= Goal =
Leave out the pictures and reproduce all of the data exactly.

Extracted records
★ ★ ★ ★ ★

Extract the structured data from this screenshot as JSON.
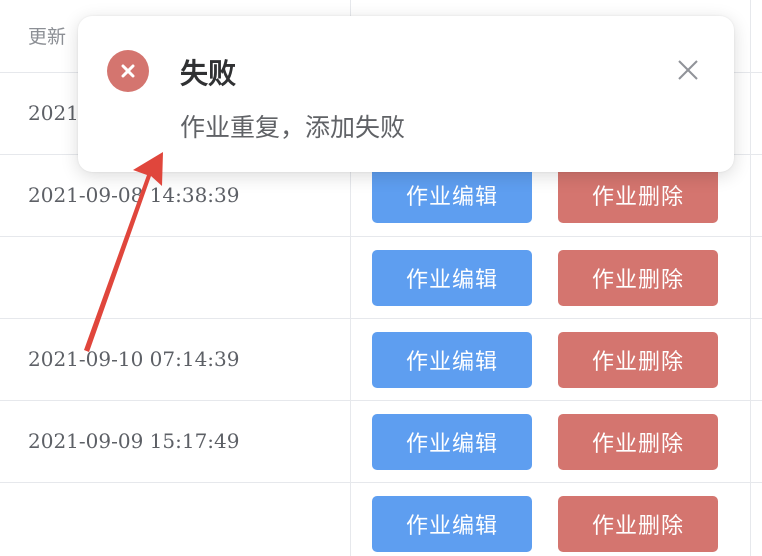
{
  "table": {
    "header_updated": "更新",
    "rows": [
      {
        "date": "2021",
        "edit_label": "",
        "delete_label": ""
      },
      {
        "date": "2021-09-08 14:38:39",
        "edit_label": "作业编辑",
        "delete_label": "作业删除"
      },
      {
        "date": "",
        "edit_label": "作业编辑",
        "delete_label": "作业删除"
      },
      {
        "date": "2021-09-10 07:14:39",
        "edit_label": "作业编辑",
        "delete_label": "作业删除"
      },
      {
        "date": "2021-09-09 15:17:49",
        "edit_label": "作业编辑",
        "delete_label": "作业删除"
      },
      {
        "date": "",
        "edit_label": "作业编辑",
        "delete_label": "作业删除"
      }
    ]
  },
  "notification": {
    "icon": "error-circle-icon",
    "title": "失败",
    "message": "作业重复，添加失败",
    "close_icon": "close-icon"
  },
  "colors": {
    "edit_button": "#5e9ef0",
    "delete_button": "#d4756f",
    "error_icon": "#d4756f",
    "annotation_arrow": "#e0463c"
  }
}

★ ★ ★ ★ ★

= Task answer =
Extract the structured data from this screenshot as JSON.
{
  "table": {
    "header_updated": "更新",
    "rows": [
      {
        "date": "2021",
        "edit_label": "",
        "delete_label": ""
      },
      {
        "date": "2021-09-08 14:38:39",
        "edit_label": "作业编辑",
        "delete_label": "作业删除"
      },
      {
        "date": "",
        "edit_label": "作业编辑",
        "delete_label": "作业删除"
      },
      {
        "date": "2021-09-10 07:14:39",
        "edit_label": "作业编辑",
        "delete_label": "作业删除"
      },
      {
        "date": "2021-09-09 15:17:49",
        "edit_label": "作业编辑",
        "delete_label": "作业删除"
      },
      {
        "date": "",
        "edit_label": "作业编辑",
        "delete_label": "作业删除"
      }
    ]
  },
  "notification": {
    "icon": "error-circle-icon",
    "title": "失败",
    "message": "作业重复，添加失败",
    "close_icon": "close-icon"
  },
  "colors": {
    "edit_button": "#5e9ef0",
    "delete_button": "#d4756f",
    "error_icon": "#d4756f",
    "annotation_arrow": "#e0463c"
  }
}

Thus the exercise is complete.